MATERIALS PROVIDED:
============================================================

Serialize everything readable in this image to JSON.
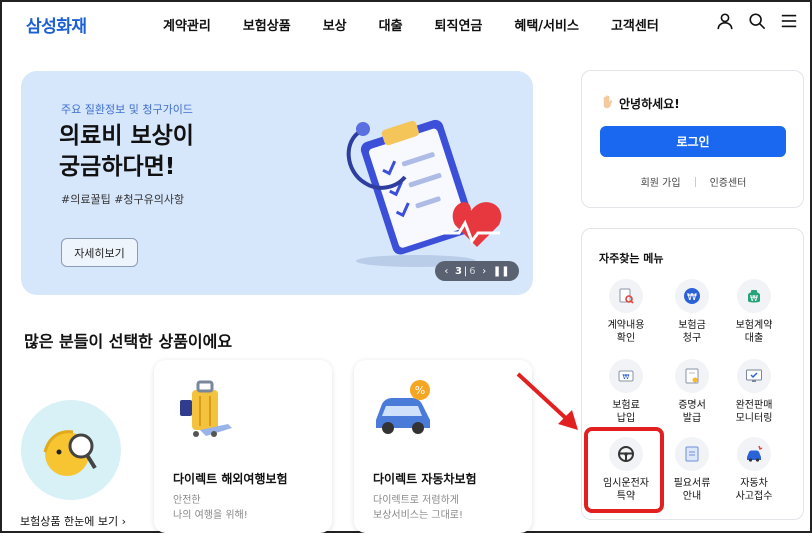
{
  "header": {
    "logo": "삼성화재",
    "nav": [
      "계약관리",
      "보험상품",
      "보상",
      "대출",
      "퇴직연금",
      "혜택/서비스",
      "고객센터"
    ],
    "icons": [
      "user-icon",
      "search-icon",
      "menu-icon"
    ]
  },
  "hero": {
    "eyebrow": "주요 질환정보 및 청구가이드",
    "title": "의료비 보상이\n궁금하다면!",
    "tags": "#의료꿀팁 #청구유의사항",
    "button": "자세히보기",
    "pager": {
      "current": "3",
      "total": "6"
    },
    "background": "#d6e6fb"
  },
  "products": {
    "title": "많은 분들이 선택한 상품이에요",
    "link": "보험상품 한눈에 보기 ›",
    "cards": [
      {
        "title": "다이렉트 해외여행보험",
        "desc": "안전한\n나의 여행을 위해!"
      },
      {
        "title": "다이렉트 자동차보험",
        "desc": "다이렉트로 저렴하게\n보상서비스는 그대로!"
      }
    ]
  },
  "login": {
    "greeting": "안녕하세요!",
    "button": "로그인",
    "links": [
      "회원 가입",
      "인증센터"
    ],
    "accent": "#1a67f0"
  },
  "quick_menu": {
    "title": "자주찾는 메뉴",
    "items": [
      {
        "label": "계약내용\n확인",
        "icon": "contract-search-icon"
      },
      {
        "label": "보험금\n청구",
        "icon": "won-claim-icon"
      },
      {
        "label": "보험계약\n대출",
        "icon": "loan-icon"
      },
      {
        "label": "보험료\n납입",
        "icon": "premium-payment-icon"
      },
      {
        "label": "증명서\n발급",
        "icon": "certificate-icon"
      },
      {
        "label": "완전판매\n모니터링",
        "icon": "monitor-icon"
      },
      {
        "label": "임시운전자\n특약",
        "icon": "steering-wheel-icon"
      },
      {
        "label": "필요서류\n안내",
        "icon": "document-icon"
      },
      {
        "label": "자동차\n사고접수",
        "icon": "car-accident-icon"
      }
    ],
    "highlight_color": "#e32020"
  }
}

============================================================

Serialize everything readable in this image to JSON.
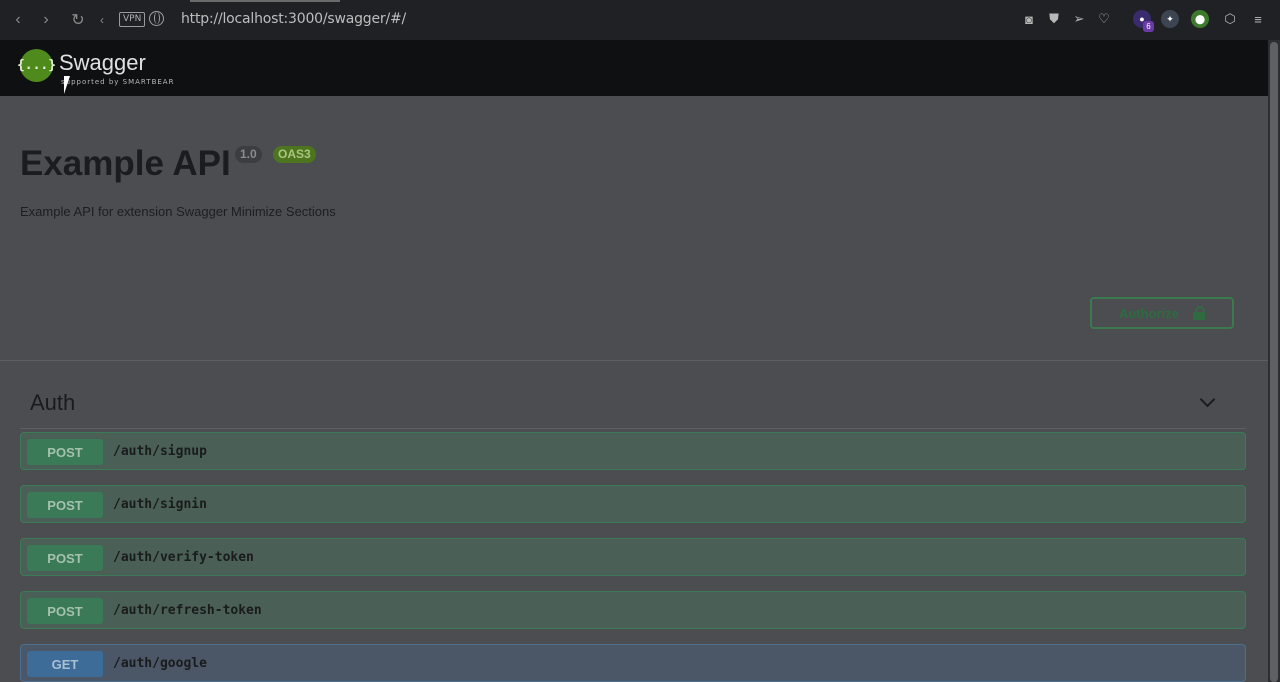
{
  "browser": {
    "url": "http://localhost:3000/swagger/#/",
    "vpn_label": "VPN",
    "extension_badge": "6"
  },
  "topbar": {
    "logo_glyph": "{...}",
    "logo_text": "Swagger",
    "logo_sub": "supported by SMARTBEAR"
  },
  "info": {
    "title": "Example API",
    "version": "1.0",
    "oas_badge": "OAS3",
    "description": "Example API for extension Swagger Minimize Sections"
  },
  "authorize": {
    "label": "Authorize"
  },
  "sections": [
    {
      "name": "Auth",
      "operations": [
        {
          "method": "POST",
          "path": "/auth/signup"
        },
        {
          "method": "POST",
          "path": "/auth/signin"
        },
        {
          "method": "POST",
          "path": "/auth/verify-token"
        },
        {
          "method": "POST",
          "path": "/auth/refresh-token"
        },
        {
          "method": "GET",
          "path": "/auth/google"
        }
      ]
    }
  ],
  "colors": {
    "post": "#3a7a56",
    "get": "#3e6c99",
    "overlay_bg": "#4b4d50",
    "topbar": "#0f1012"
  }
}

============================================================

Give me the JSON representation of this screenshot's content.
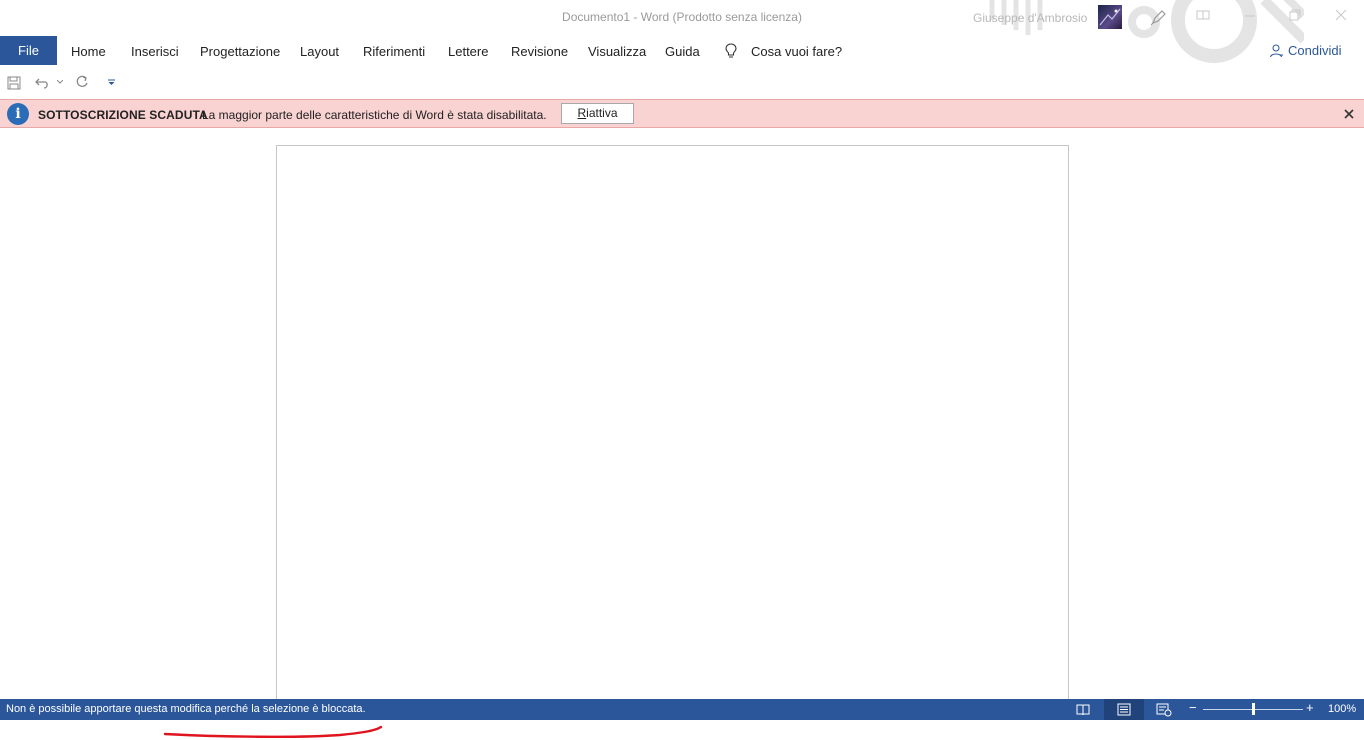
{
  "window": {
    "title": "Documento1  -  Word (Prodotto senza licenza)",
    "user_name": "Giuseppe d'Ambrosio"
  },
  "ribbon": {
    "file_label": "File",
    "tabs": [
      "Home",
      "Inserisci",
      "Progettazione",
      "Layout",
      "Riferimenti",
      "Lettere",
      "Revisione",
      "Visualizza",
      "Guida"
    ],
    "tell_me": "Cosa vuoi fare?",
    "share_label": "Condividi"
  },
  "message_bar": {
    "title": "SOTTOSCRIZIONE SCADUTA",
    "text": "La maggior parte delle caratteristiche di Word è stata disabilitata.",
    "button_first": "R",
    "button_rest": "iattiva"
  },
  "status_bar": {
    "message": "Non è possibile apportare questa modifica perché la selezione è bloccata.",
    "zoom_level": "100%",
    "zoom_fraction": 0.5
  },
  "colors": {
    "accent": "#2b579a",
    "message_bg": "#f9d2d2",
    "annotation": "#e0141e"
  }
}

============================================================

WHAT THIS TASK INVOLVES: Gather up the lines that contain the word "path".

OUTPUT OF THE EXERCISE:
          "path": "/auth/signup"
          "path": "/auth/signin"
          "path": "/auth/verify-token"
          "path": "/auth/refresh-token"
          "path": "/auth/google"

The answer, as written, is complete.